WORK TO COMPLETE:
Identify every line in the records below that contains the word "wyboru", and copy each of those lines.

═══ INFORMATION SHOWN ═══

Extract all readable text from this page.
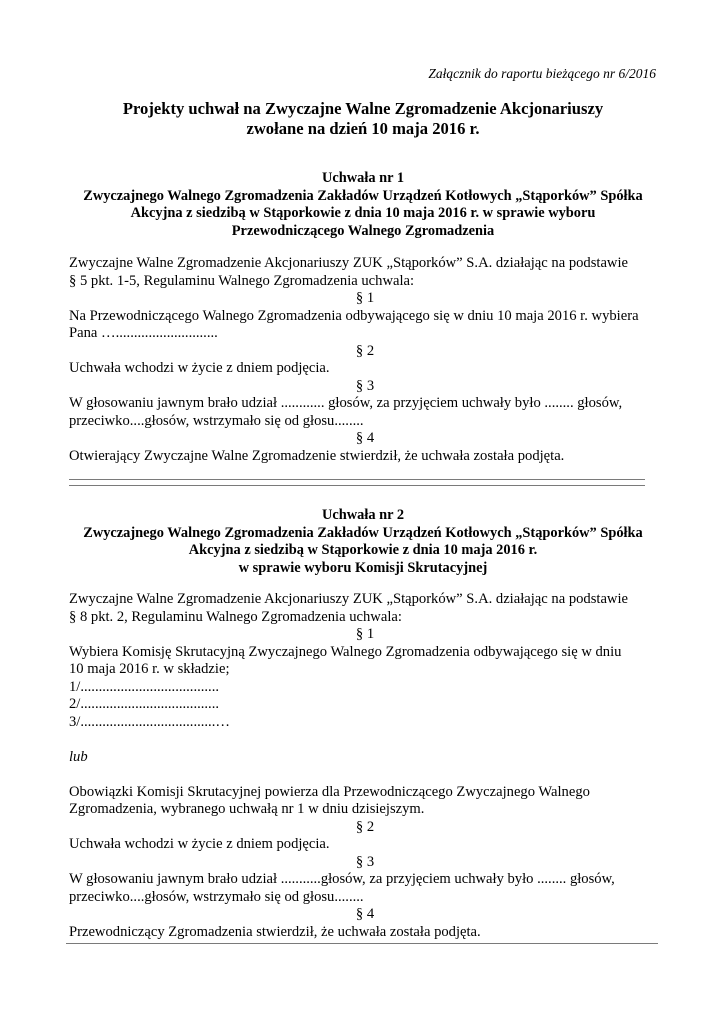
Załącznik do raportu bieżącego nr 6/2016
Projekty uchwał na Zwyczajne Walne Zgromadzenie Akcjonariuszy
zwołane na dzień 10 maja 2016 r.
Uchwała nr 1
Zwyczajnego Walnego Zgromadzenia Zakładów Urządzeń Kotłowych „Stąporków” Spółka
Akcyjna z siedzibą w Stąporkowie z dnia 10 maja 2016 r. w sprawie wyboru
Przewodniczącego Walnego Zgromadzenia
Zwyczajne Walne Zgromadzenie Akcjonariuszy ZUK „Stąporków” S.A. działając na podstawie
§ 5 pkt. 1-5, Regulaminu Walnego Zgromadzenia uchwala:
§ 1
Na Przewodniczącego Walnego Zgromadzenia odbywającego się w dniu 10 maja 2016 r. wybiera
Pana …............................
§ 2
Uchwała wchodzi w życie z dniem podjęcia.
§ 3
W głosowaniu jawnym brało udział ............ głosów, za przyjęciem uchwały było ........ głosów,
przeciwko....głosów, wstrzymało się od głosu........
§ 4
Otwierający Zwyczajne Walne Zgromadzenie stwierdził, że uchwała została podjęta.
Uchwała nr 2
Zwyczajnego Walnego Zgromadzenia Zakładów Urządzeń Kotłowych „Stąporków” Spółka
Akcyjna z siedzibą w Stąporkowie z dnia 10 maja 2016 r.
w sprawie wyboru Komisji Skrutacyjnej
Zwyczajne Walne Zgromadzenie Akcjonariuszy ZUK „Stąporków” S.A. działając na podstawie
§ 8 pkt. 2, Regulaminu Walnego Zgromadzenia uchwala:
§ 1
Wybiera Komisję Skrutacyjną Zwyczajnego Walnego Zgromadzenia odbywającego się w dniu
10 maja 2016 r. w składzie;
1/......................................
2/......................................
3/.....................................…
lub
Obowiązki Komisji Skrutacyjnej powierza dla Przewodniczącego Zwyczajnego Walnego
Zgromadzenia, wybranego uchwałą nr 1 w dniu dzisiejszym.
§ 2
Uchwała wchodzi w życie z dniem podjęcia.
§ 3
W głosowaniu jawnym brało udział ...........głosów, za przyjęciem uchwały było ........ głosów,
przeciwko....głosów, wstrzymało się od głosu........
§ 4
Przewodniczący Zgromadzenia stwierdził, że uchwała została podjęta.
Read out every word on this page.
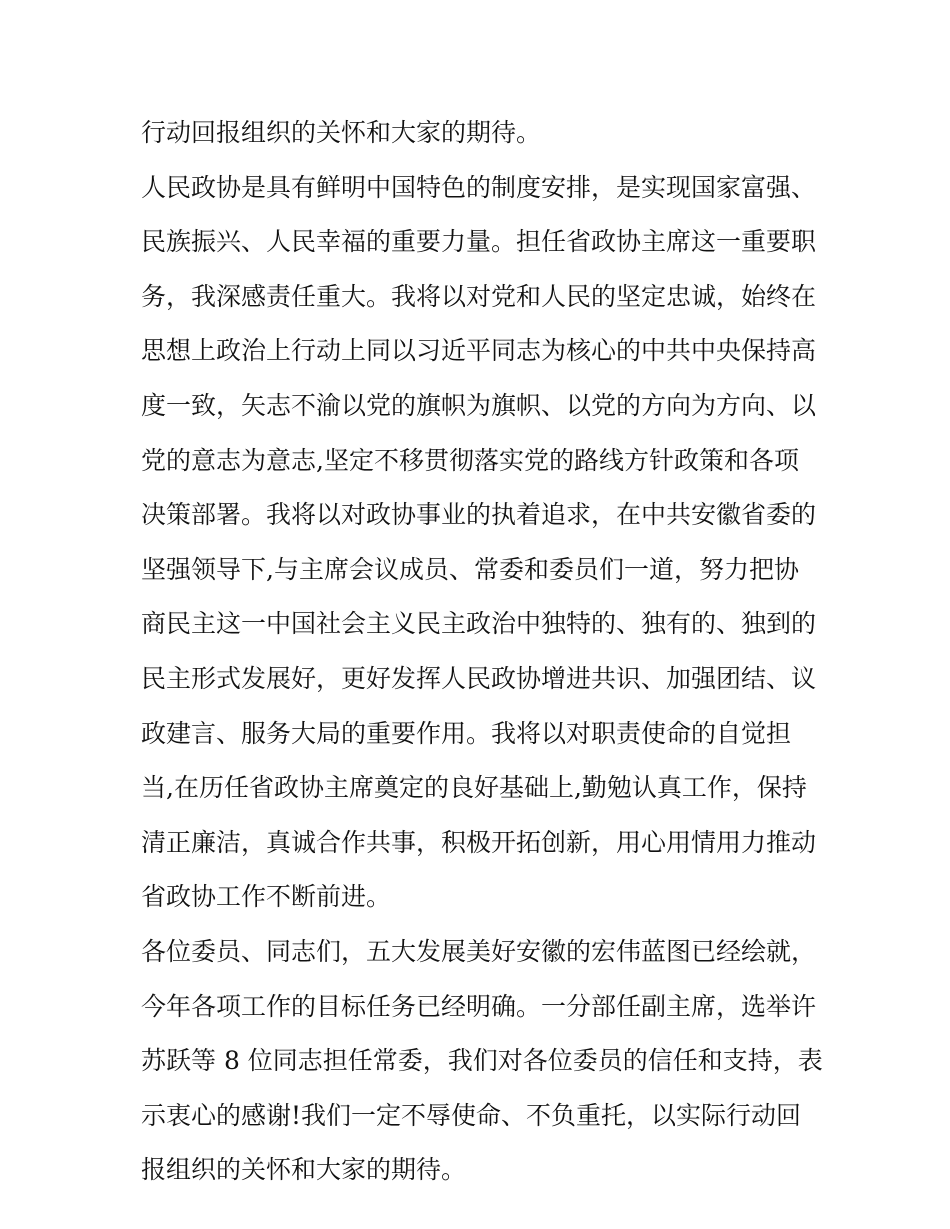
行动回报组织的关怀和大家的期待。
人民政协是具有鲜明中国特色的制度安排，是实现国家富强、
民族振兴、人民幸福的重要力量。担任省政协主席这一重要职
务，我深感责任重大。我将以对党和人民的坚定忠诚，始终在
思想上政治上行动上同以习近平同志为核心的中共中央保持高
度一致，矢志不渝以党的旗帜为旗帜、以党的方向为方向、以
党的意志为意志,坚定不移贯彻落实党的路线方针政策和各项
决策部署。我将以对政协事业的执着追求，在中共安徽省委的
坚强领导下,与主席会议成员、常委和委员们一道，努力把协
商民主这一中国社会主义民主政治中独特的、独有的、独到的
民主形式发展好，更好发挥人民政协增进共识、加强团结、议
政建言、服务大局的重要作用。我将以对职责使命的自觉担
当,在历任省政协主席奠定的良好基础上,勤勉认真工作，保持
清正廉洁，真诚合作共事，积极开拓创新，用心用情用力推动
省政协工作不断前进。
各位委员、同志们，五大发展美好安徽的宏伟蓝图已经绘就，
今年各项工作的目标任务已经明确。一分部任副主席，选举许
苏跃等 8 位同志担任常委，我们对各位委员的信任和支持，表
示衷心的感谢!我们一定不辱使命、不负重托，以实际行动回
报组织的关怀和大家的期待。
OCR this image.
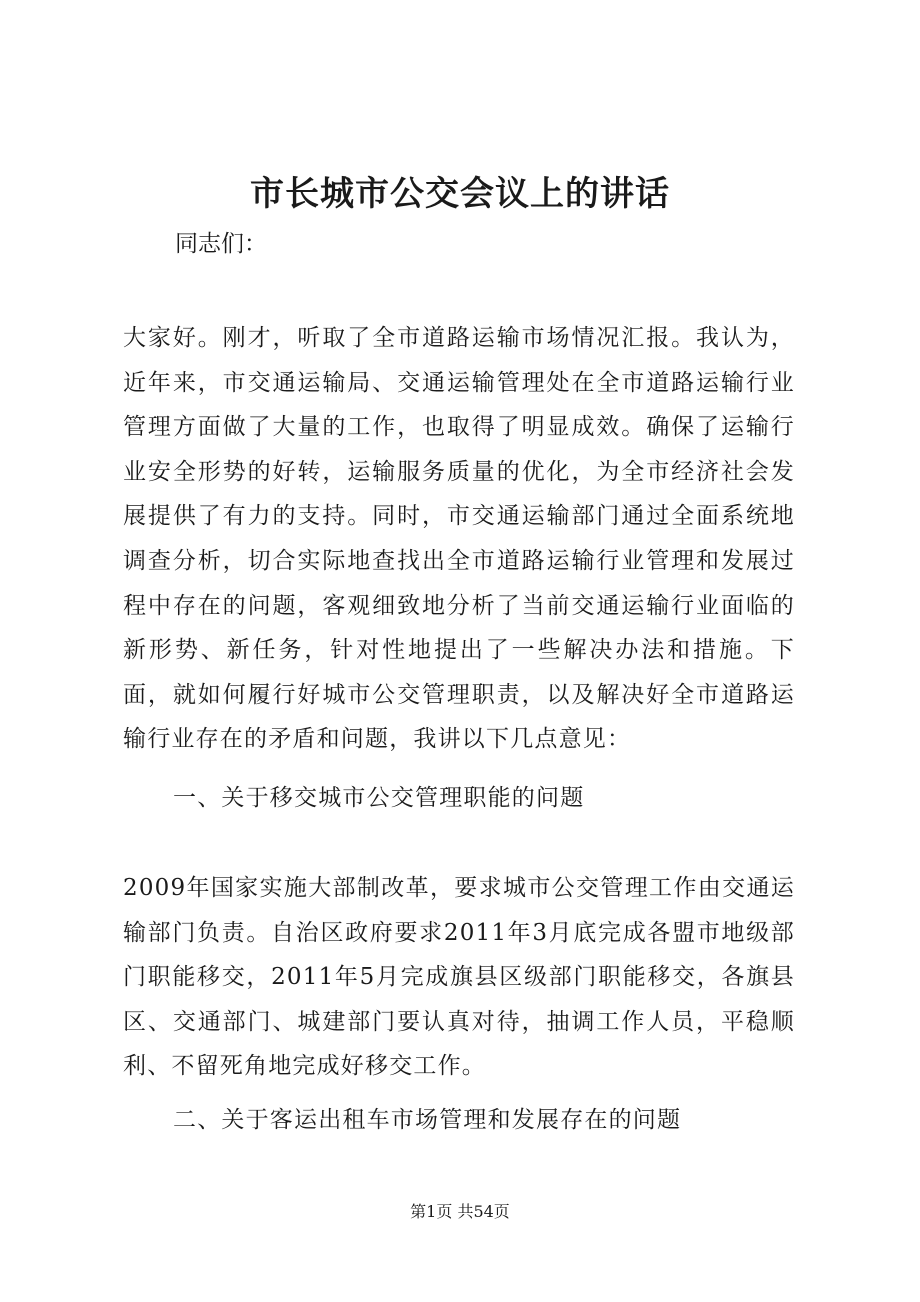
市长城市公交会议上的讲话

同志们：

大家好。刚才，听取了全市道路运输市场情况汇报。我认为，近年来，市交通运输局、交通运输管理处在全市道路运输行业管理方面做了大量的工作，也取得了明显成效。确保了运输行业安全形势的好转，运输服务质量的优化，为全市经济社会发展提供了有力的支持。同时，市交通运输部门通过全面系统地调查分析，切合实际地查找出全市道路运输行业管理和发展过程中存在的问题，客观细致地分析了当前交通运输行业面临的新形势、新任务，针对性地提出了一些解决办法和措施。下面，就如何履行好城市公交管理职责，以及解决好全市道路运输行业存在的矛盾和问题，我讲以下几点意见：

一、关于移交城市公交管理职能的问题

2009年国家实施大部制改革，要求城市公交管理工作由交通运输部门负责。自治区政府要求2011年3月底完成各盟市地级部门职能移交，2011年5月完成旗县区级部门职能移交，各旗县区、交通部门、城建部门要认真对待，抽调工作人员，平稳顺利、不留死角地完成好移交工作。

二、关于客运出租车市场管理和发展存在的问题

第1页 共54页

═══

RESPONSE:
Akcyjna z siedzibą w Stąporkowie z dnia 10 maja 2016 r. w sprawie wyboru
w sprawie wyboru Komisji Skrutacyjnej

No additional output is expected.